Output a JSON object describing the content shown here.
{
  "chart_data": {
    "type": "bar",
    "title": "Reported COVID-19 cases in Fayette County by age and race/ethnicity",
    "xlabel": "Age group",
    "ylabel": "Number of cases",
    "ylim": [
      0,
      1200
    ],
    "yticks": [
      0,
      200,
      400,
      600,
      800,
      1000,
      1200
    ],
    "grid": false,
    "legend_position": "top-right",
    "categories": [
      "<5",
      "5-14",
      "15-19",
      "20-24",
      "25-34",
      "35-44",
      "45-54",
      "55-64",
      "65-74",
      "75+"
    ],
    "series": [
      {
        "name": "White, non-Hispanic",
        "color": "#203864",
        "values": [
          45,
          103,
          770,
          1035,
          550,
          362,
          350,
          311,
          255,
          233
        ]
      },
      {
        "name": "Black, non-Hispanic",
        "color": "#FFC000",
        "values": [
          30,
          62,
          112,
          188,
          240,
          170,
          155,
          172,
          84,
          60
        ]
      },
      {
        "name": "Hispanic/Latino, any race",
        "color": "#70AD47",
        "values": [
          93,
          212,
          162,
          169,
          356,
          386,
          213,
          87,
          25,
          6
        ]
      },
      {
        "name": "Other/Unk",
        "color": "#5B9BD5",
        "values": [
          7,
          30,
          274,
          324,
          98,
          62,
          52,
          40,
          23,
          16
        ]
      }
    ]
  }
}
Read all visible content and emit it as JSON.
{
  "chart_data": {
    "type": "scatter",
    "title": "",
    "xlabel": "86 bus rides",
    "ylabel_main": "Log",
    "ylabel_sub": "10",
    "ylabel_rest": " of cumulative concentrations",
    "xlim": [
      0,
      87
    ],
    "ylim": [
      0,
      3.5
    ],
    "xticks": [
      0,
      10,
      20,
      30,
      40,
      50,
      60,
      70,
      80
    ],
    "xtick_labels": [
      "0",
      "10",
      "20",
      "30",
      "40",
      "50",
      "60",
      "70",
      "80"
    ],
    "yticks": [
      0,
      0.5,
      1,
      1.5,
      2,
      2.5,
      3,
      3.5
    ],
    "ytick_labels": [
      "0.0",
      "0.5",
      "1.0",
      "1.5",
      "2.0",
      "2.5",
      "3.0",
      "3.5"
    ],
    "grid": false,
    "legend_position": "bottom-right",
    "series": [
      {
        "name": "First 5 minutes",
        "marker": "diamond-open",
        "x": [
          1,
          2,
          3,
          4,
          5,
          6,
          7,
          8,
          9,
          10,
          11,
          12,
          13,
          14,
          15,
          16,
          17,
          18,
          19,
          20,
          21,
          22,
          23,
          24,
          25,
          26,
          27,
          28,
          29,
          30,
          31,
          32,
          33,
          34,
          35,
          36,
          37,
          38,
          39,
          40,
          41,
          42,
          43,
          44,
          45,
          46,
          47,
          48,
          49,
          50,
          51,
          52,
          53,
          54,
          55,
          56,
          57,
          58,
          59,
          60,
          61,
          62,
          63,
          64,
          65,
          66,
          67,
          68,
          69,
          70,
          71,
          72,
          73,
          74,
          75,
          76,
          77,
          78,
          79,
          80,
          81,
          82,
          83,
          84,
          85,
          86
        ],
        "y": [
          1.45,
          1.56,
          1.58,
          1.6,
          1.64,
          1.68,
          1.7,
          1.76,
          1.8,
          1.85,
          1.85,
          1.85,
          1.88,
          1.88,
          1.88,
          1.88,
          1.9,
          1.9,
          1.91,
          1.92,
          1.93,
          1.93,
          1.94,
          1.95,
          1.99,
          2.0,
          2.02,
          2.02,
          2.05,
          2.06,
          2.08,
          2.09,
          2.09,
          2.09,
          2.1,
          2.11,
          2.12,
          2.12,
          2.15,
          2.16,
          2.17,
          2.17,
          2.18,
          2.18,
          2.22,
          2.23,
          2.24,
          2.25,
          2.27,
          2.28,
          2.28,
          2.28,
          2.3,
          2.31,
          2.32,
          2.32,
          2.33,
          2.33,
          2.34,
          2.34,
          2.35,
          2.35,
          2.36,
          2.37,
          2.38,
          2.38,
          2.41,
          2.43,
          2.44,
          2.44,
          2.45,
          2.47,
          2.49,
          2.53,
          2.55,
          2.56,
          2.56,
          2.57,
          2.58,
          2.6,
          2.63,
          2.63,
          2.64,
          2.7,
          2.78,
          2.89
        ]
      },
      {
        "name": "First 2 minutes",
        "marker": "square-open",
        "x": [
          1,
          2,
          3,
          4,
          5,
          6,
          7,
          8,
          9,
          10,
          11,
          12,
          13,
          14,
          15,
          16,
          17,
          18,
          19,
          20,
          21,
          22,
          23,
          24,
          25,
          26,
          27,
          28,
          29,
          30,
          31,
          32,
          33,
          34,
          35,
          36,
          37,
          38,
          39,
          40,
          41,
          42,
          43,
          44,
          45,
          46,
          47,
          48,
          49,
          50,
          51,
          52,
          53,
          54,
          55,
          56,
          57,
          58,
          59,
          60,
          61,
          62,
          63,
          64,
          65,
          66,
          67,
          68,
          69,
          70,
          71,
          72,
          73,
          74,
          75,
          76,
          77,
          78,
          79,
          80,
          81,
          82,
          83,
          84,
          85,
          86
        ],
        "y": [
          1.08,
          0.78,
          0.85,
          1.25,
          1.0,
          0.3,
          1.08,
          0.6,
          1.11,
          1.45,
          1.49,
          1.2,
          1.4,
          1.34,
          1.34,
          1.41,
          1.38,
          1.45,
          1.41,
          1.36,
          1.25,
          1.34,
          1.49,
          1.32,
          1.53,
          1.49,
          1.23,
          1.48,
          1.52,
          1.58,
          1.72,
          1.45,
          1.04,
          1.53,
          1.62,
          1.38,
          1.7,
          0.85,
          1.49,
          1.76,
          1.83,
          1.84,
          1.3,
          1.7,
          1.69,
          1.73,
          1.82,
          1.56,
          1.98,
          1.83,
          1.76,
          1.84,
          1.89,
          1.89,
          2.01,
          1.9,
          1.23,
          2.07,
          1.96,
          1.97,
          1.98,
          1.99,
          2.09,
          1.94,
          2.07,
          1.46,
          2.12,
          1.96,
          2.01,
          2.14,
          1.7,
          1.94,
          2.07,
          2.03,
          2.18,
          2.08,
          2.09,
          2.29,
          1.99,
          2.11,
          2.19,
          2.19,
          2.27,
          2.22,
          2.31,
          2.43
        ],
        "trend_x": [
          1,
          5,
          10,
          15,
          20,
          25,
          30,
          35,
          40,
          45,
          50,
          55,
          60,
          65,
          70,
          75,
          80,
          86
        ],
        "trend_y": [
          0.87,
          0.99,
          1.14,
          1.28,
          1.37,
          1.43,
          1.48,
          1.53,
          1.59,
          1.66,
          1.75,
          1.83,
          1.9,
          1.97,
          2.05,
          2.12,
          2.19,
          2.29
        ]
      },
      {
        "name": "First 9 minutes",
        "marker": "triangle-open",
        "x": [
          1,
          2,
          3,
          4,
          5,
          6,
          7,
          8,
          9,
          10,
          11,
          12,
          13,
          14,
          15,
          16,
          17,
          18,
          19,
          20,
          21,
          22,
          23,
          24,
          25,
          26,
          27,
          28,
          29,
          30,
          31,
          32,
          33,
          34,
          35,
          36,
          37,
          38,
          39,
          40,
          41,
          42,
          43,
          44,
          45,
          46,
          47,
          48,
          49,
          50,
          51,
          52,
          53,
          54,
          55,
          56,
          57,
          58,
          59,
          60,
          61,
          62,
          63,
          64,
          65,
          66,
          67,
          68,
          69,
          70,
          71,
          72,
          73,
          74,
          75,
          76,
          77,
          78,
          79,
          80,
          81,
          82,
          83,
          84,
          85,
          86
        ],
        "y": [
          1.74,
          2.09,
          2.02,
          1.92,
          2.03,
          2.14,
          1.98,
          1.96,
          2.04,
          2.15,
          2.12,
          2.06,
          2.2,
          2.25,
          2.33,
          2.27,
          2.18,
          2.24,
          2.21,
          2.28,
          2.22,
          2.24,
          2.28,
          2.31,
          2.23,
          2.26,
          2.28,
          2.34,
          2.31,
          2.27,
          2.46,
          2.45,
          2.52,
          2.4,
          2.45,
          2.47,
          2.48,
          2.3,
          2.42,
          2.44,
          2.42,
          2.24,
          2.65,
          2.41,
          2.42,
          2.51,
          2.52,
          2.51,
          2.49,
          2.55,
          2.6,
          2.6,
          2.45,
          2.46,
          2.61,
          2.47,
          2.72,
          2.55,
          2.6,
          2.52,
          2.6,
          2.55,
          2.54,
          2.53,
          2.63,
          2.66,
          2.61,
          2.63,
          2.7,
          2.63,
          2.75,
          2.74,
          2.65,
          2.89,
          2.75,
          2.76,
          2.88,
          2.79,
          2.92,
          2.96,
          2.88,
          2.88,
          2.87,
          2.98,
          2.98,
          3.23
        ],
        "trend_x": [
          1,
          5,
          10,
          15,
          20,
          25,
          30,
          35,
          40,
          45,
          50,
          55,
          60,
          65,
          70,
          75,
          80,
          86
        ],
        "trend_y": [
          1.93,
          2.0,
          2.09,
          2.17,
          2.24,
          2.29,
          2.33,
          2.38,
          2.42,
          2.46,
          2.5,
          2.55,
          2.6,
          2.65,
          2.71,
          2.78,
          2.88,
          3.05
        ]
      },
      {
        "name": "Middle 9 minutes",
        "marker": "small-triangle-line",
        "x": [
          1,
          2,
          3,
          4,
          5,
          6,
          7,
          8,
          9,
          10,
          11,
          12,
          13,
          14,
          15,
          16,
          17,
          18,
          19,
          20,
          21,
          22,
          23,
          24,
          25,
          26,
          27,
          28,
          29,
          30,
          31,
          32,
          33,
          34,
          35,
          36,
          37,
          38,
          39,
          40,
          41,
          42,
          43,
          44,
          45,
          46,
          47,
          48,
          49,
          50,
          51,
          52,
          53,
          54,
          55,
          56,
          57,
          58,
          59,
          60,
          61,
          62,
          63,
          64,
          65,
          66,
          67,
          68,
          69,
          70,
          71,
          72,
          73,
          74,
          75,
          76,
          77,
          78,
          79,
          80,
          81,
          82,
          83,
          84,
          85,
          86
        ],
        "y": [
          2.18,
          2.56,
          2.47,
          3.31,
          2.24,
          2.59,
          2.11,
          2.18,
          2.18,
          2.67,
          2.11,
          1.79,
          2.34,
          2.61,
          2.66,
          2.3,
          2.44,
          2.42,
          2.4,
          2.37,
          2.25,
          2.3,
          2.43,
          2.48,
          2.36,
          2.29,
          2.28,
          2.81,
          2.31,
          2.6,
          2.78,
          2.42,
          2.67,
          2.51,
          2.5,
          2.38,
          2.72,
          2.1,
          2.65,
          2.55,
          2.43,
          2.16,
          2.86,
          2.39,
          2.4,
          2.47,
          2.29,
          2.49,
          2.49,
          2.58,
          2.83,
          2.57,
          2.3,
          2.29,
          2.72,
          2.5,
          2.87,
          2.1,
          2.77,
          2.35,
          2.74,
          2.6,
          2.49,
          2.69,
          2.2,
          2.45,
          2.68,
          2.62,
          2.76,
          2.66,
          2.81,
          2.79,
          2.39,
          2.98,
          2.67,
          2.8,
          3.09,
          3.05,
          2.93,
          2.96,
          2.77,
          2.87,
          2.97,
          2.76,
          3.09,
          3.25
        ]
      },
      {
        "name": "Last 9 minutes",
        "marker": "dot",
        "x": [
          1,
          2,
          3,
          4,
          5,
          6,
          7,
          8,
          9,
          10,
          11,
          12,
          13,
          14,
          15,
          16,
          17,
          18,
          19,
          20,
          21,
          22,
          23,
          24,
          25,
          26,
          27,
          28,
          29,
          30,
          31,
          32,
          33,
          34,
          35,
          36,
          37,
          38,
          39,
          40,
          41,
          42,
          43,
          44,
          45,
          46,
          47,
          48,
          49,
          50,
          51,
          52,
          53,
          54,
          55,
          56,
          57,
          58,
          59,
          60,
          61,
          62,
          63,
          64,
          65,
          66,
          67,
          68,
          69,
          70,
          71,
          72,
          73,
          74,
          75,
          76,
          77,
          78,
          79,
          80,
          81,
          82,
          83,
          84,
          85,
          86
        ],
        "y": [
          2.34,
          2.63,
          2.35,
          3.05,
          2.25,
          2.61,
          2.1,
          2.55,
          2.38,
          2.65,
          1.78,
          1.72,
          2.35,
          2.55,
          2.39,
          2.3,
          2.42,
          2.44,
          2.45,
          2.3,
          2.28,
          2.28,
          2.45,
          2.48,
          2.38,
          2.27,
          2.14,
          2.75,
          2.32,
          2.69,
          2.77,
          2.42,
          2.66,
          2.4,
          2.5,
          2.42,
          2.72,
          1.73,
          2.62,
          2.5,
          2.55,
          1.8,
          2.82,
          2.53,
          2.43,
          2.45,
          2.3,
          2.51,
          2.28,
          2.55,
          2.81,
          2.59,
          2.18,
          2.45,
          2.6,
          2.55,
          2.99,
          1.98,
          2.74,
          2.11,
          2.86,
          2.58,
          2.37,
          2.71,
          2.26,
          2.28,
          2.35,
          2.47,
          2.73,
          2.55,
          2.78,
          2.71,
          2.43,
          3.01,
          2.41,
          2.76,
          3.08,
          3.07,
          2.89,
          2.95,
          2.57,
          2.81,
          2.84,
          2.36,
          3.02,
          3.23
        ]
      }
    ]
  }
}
━━━
■ EXERCISE TASK
Search the records above for "First". Copy each line where it is found.

■ FULL RESPONSE
        "name": "First 5 minutes",
        "name": "First 2 minutes",
        "name": "First 9 minutes",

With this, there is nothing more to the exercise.